BEGIN Material provided

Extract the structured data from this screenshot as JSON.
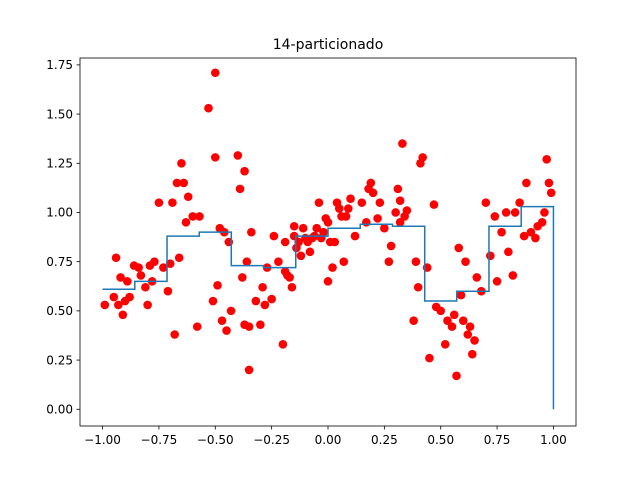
{
  "chart_data": {
    "type": "scatter",
    "title": "14-particionado",
    "xlabel": "",
    "ylabel": "",
    "xlim": [
      -1.1,
      1.1
    ],
    "ylim": [
      -0.085,
      1.785
    ],
    "xticks": [
      -1.0,
      -0.75,
      -0.5,
      -0.25,
      0.0,
      0.25,
      0.5,
      0.75,
      1.0
    ],
    "xtick_labels": [
      "−1.00",
      "−0.75",
      "−0.50",
      "−0.25",
      "0.00",
      "0.25",
      "0.50",
      "0.75",
      "1.00"
    ],
    "yticks": [
      0.0,
      0.25,
      0.5,
      0.75,
      1.0,
      1.25,
      1.5,
      1.75
    ],
    "ytick_labels": [
      "0.00",
      "0.25",
      "0.50",
      "0.75",
      "1.00",
      "1.25",
      "1.50",
      "1.75"
    ],
    "grid": false,
    "colors": {
      "points": "#ff0000",
      "step_line": "#1f77b4",
      "axes": "#000000"
    },
    "series": [
      {
        "name": "data",
        "kind": "scatter",
        "x": [
          -0.99,
          -0.95,
          -0.94,
          -0.93,
          -0.92,
          -0.91,
          -0.9,
          -0.89,
          -0.88,
          -0.86,
          -0.84,
          -0.83,
          -0.81,
          -0.8,
          -0.79,
          -0.78,
          -0.77,
          -0.75,
          -0.73,
          -0.71,
          -0.7,
          -0.69,
          -0.68,
          -0.67,
          -0.66,
          -0.65,
          -0.64,
          -0.63,
          -0.62,
          -0.6,
          -0.58,
          -0.57,
          -0.53,
          -0.51,
          -0.5,
          -0.5,
          -0.49,
          -0.48,
          -0.47,
          -0.46,
          -0.45,
          -0.44,
          -0.43,
          -0.4,
          -0.39,
          -0.38,
          -0.37,
          -0.37,
          -0.36,
          -0.35,
          -0.35,
          -0.34,
          -0.32,
          -0.3,
          -0.29,
          -0.28,
          -0.27,
          -0.25,
          -0.24,
          -0.22,
          -0.2,
          -0.19,
          -0.19,
          -0.18,
          -0.17,
          -0.16,
          -0.15,
          -0.15,
          -0.14,
          -0.13,
          -0.12,
          -0.11,
          -0.1,
          -0.09,
          -0.08,
          -0.07,
          -0.06,
          -0.05,
          -0.04,
          -0.03,
          -0.02,
          -0.01,
          0.0,
          0.0,
          0.01,
          0.02,
          0.03,
          0.04,
          0.05,
          0.06,
          0.07,
          0.08,
          0.09,
          0.1,
          0.12,
          0.15,
          0.17,
          0.18,
          0.19,
          0.2,
          0.22,
          0.23,
          0.25,
          0.27,
          0.28,
          0.3,
          0.31,
          0.32,
          0.32,
          0.33,
          0.34,
          0.35,
          0.38,
          0.39,
          0.4,
          0.41,
          0.42,
          0.44,
          0.45,
          0.47,
          0.48,
          0.5,
          0.52,
          0.53,
          0.55,
          0.56,
          0.57,
          0.58,
          0.59,
          0.6,
          0.61,
          0.62,
          0.63,
          0.64,
          0.65,
          0.66,
          0.68,
          0.7,
          0.72,
          0.74,
          0.75,
          0.77,
          0.79,
          0.8,
          0.82,
          0.83,
          0.85,
          0.87,
          0.88,
          0.9,
          0.92,
          0.93,
          0.95,
          0.96,
          0.97,
          0.98,
          0.99
        ],
        "y": [
          0.53,
          0.57,
          0.77,
          0.53,
          0.67,
          0.48,
          0.55,
          0.65,
          0.57,
          0.73,
          0.72,
          0.68,
          0.62,
          0.53,
          0.73,
          0.65,
          0.75,
          1.05,
          0.72,
          0.6,
          0.74,
          1.05,
          0.38,
          1.15,
          0.77,
          1.25,
          1.15,
          0.95,
          1.08,
          0.98,
          0.42,
          0.98,
          1.53,
          0.55,
          1.71,
          1.28,
          0.63,
          0.92,
          0.45,
          0.9,
          0.4,
          0.85,
          0.5,
          1.29,
          1.12,
          0.67,
          0.43,
          1.21,
          0.75,
          0.42,
          0.2,
          0.9,
          0.55,
          0.43,
          0.62,
          0.53,
          0.72,
          0.56,
          0.88,
          0.75,
          0.33,
          0.7,
          0.85,
          0.68,
          0.67,
          0.62,
          0.88,
          0.93,
          0.82,
          0.85,
          0.78,
          0.92,
          0.87,
          0.85,
          0.8,
          0.87,
          0.88,
          0.92,
          1.05,
          0.87,
          0.9,
          0.97,
          0.95,
          0.65,
          0.85,
          0.72,
          0.85,
          1.05,
          1.02,
          0.98,
          0.75,
          0.98,
          1.02,
          1.07,
          0.88,
          1.05,
          0.95,
          1.12,
          1.15,
          1.1,
          0.97,
          1.05,
          0.92,
          0.75,
          0.83,
          1.0,
          1.12,
          1.06,
          0.95,
          1.35,
          0.98,
          1.01,
          0.45,
          0.75,
          0.62,
          1.25,
          1.28,
          0.72,
          0.26,
          1.04,
          0.52,
          0.5,
          0.33,
          0.45,
          0.42,
          0.48,
          0.17,
          0.82,
          0.58,
          0.45,
          0.75,
          0.38,
          0.42,
          0.28,
          0.35,
          0.67,
          0.6,
          1.05,
          0.78,
          0.98,
          0.65,
          0.9,
          1.0,
          0.8,
          0.68,
          1.0,
          1.05,
          0.88,
          1.15,
          0.9,
          0.87,
          0.93,
          0.95,
          1.0,
          1.27,
          1.15,
          1.1
        ]
      },
      {
        "name": "14-particionado",
        "kind": "step",
        "edges": [
          -1.0,
          -0.857,
          -0.714,
          -0.571,
          -0.429,
          -0.286,
          -0.143,
          0.0,
          0.143,
          0.286,
          0.429,
          0.571,
          0.714,
          0.857,
          1.0
        ],
        "levels": [
          0.61,
          0.65,
          0.88,
          0.9,
          0.73,
          0.72,
          0.88,
          0.92,
          0.94,
          0.93,
          0.55,
          0.6,
          0.93,
          1.03
        ],
        "end_value": 0.0
      }
    ]
  }
}
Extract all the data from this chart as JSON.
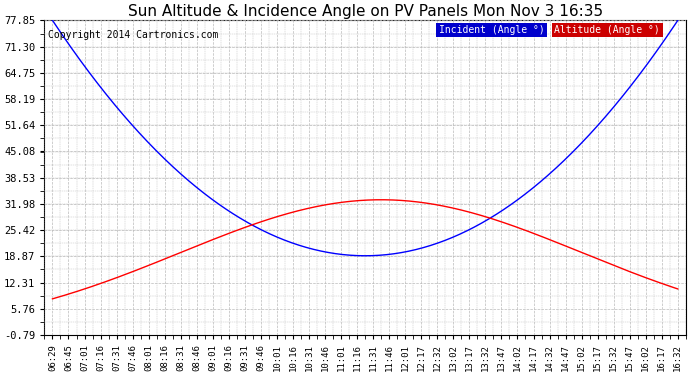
{
  "title": "Sun Altitude & Incidence Angle on PV Panels Mon Nov 3 16:35",
  "copyright": "Copyright 2014 Cartronics.com",
  "x_labels": [
    "06:29",
    "06:45",
    "07:01",
    "07:16",
    "07:31",
    "07:46",
    "08:01",
    "08:16",
    "08:31",
    "08:46",
    "09:01",
    "09:16",
    "09:31",
    "09:46",
    "10:01",
    "10:16",
    "10:31",
    "10:46",
    "11:01",
    "11:16",
    "11:31",
    "11:46",
    "12:01",
    "12:17",
    "12:32",
    "13:02",
    "13:17",
    "13:32",
    "13:47",
    "14:02",
    "14:17",
    "14:32",
    "14:47",
    "15:02",
    "15:17",
    "15:32",
    "15:47",
    "16:02",
    "16:17",
    "16:32"
  ],
  "y_ticks": [
    -0.79,
    5.76,
    12.31,
    18.87,
    25.42,
    31.98,
    38.53,
    45.08,
    51.64,
    58.19,
    64.75,
    71.3,
    77.85
  ],
  "ylim_min": -0.79,
  "ylim_max": 77.85,
  "blue_line_color": "#0000FF",
  "red_line_color": "#FF0000",
  "background_color": "#FFFFFF",
  "grid_color": "#BBBBBB",
  "legend_blue_label": "Incident (Angle °)",
  "legend_red_label": "Altitude (Angle °)",
  "legend_blue_bg": "#0000CC",
  "legend_red_bg": "#CC0000",
  "title_fontsize": 11,
  "copyright_fontsize": 7,
  "tick_fontsize": 6.5,
  "ytick_fontsize": 7.5
}
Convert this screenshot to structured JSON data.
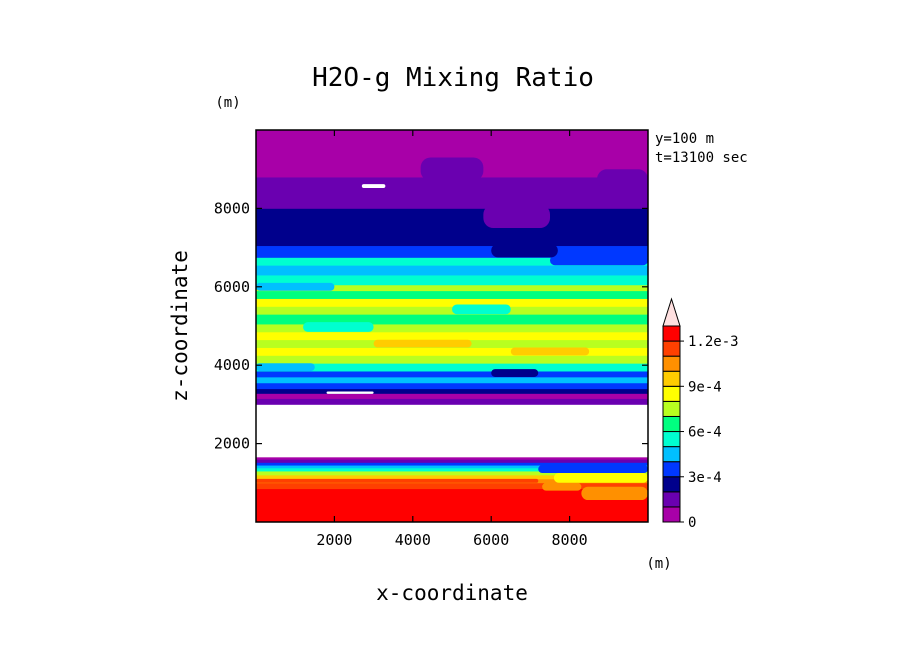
{
  "chart_data": {
    "type": "heatmap",
    "title": "H2O-g Mixing Ratio",
    "xlabel": "x-coordinate",
    "ylabel": "z-coordinate",
    "x_unit": "(m)",
    "y_unit": "(m)",
    "xlim": [
      0,
      10000
    ],
    "ylim": [
      0,
      10000
    ],
    "x_ticks": [
      2000,
      4000,
      6000,
      8000
    ],
    "y_ticks": [
      2000,
      4000,
      6000,
      8000
    ],
    "info_lines": [
      "y=100 m",
      "t=13100 sec"
    ],
    "colorbar": {
      "min": 0,
      "max": 0.0013,
      "levels": [
        0,
        0.0001,
        0.0002,
        0.0003,
        0.0004,
        0.0005,
        0.0006,
        0.0007,
        0.0008,
        0.0009,
        0.001,
        0.0011,
        0.0012,
        0.0013
      ],
      "colors": [
        "#a800a8",
        "#6a00b0",
        "#00008c",
        "#0038ff",
        "#00c0ff",
        "#00ffd0",
        "#00ff80",
        "#b8ff20",
        "#ffff00",
        "#ffcc00",
        "#ff9000",
        "#ff4000",
        "#ff0000",
        "#ffc8c8"
      ],
      "tick_labels": [
        {
          "value": 0,
          "label": "0"
        },
        {
          "value": 0.0003,
          "label": "3e-4"
        },
        {
          "value": 0.0006,
          "label": "6e-4"
        },
        {
          "value": 0.0009,
          "label": "9e-4"
        },
        {
          "value": 0.0012,
          "label": "1.2e-3"
        }
      ],
      "extend": "max",
      "extend_color": "#ffe0e0"
    },
    "bands": [
      {
        "z0": 0,
        "z1": 850,
        "value": 0.00125
      },
      {
        "z0": 850,
        "z1": 1000,
        "value": 0.00115
      },
      {
        "z0": 1000,
        "z1": 1100,
        "value": 0.00105
      },
      {
        "z0": 1100,
        "z1": 1200,
        "value": 0.00095
      },
      {
        "z0": 1200,
        "z1": 1300,
        "value": 0.00075
      },
      {
        "z0": 1300,
        "z1": 1380,
        "value": 0.00055
      },
      {
        "z0": 1380,
        "z1": 1450,
        "value": 0.00045
      },
      {
        "z0": 1450,
        "z1": 1520,
        "value": 0.00035
      },
      {
        "z0": 1520,
        "z1": 1600,
        "value": 0.00015
      },
      {
        "z0": 1600,
        "z1": 1660,
        "value": 5e-05
      },
      {
        "z0": 1660,
        "z1": 3000,
        "value": -1
      },
      {
        "z0": 3000,
        "z1": 3150,
        "value": 0.00015
      },
      {
        "z0": 3150,
        "z1": 3280,
        "value": 5e-05
      },
      {
        "z0": 3280,
        "z1": 3400,
        "value": 0.00025
      },
      {
        "z0": 3400,
        "z1": 3550,
        "value": 0.00035
      },
      {
        "z0": 3550,
        "z1": 3700,
        "value": 0.00045
      },
      {
        "z0": 3700,
        "z1": 3850,
        "value": 0.00035
      },
      {
        "z0": 3850,
        "z1": 4050,
        "value": 0.00055
      },
      {
        "z0": 4050,
        "z1": 4250,
        "value": 0.00075
      },
      {
        "z0": 4250,
        "z1": 4450,
        "value": 0.00085
      },
      {
        "z0": 4450,
        "z1": 4650,
        "value": 0.00075
      },
      {
        "z0": 4650,
        "z1": 4850,
        "value": 0.00085
      },
      {
        "z0": 4850,
        "z1": 5050,
        "value": 0.00075
      },
      {
        "z0": 5050,
        "z1": 5300,
        "value": 0.00065
      },
      {
        "z0": 5300,
        "z1": 5500,
        "value": 0.00075
      },
      {
        "z0": 5500,
        "z1": 5700,
        "value": 0.00085
      },
      {
        "z0": 5700,
        "z1": 5900,
        "value": 0.00065
      },
      {
        "z0": 5900,
        "z1": 6050,
        "value": 0.00075
      },
      {
        "z0": 6050,
        "z1": 6300,
        "value": 0.00055
      },
      {
        "z0": 6300,
        "z1": 6550,
        "value": 0.00045
      },
      {
        "z0": 6550,
        "z1": 6750,
        "value": 0.00055
      },
      {
        "z0": 6750,
        "z1": 7050,
        "value": 0.00035
      },
      {
        "z0": 7050,
        "z1": 7500,
        "value": 0.00025
      },
      {
        "z0": 7500,
        "z1": 8000,
        "value": 0.00025
      },
      {
        "z0": 8000,
        "z1": 8800,
        "value": 0.00015
      },
      {
        "z0": 8800,
        "z1": 10000,
        "value": 5e-05
      }
    ],
    "patches": [
      {
        "x0": 1200,
        "x1": 3000,
        "z0": 4850,
        "z1": 5100,
        "value": 0.00055
      },
      {
        "x0": 5000,
        "x1": 6500,
        "z0": 5300,
        "z1": 5550,
        "value": 0.00055
      },
      {
        "x0": 3000,
        "x1": 5500,
        "z0": 4450,
        "z1": 4650,
        "value": 0.00095
      },
      {
        "x0": 6500,
        "x1": 8500,
        "z0": 4250,
        "z1": 4450,
        "value": 0.00095
      },
      {
        "x0": 0,
        "x1": 1500,
        "z0": 3850,
        "z1": 4050,
        "value": 0.00045
      },
      {
        "x0": 6000,
        "x1": 7200,
        "z0": 3700,
        "z1": 3900,
        "value": 0.00025
      },
      {
        "x0": 0,
        "x1": 2000,
        "z0": 5900,
        "z1": 6100,
        "value": 0.00045
      },
      {
        "x0": 7500,
        "x1": 10000,
        "z0": 6550,
        "z1": 6800,
        "value": 0.00035
      },
      {
        "x0": 5800,
        "x1": 7500,
        "z0": 7500,
        "z1": 8100,
        "value": 0.00015
      },
      {
        "x0": 6000,
        "x1": 7700,
        "z0": 6750,
        "z1": 7100,
        "value": 0.00025
      },
      {
        "x0": 4200,
        "x1": 5800,
        "z0": 8700,
        "z1": 9300,
        "value": 0.00015
      },
      {
        "x0": 8700,
        "x1": 10000,
        "z0": 8500,
        "z1": 9000,
        "value": 0.00015
      },
      {
        "x0": 2700,
        "x1": 3300,
        "z0": 8520,
        "z1": 8620,
        "value": -1
      },
      {
        "x0": 1800,
        "x1": 3000,
        "z0": 3270,
        "z1": 3330,
        "value": -1
      },
      {
        "x0": 7300,
        "x1": 8300,
        "z0": 800,
        "z1": 1000,
        "value": 0.00105
      },
      {
        "x0": 8300,
        "x1": 10000,
        "z0": 560,
        "z1": 900,
        "value": 0.00105
      },
      {
        "x0": 7600,
        "x1": 10000,
        "z0": 1000,
        "z1": 1250,
        "value": 0.00085
      },
      {
        "x0": 7200,
        "x1": 10000,
        "z0": 1250,
        "z1": 1450,
        "value": 0.00035
      },
      {
        "x0": 0,
        "x1": 7200,
        "z0": 1000,
        "z1": 1100,
        "value": 0.00115
      }
    ]
  }
}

END Material provided

* [Task goal]: Above are the records. Identify each line that contains the word "this".

* [Exercise output]:
Extract the structured data from this screenshot as JSON.
Extract all the data from this chart as JSON.
Convert this screenshot to structured JSON data.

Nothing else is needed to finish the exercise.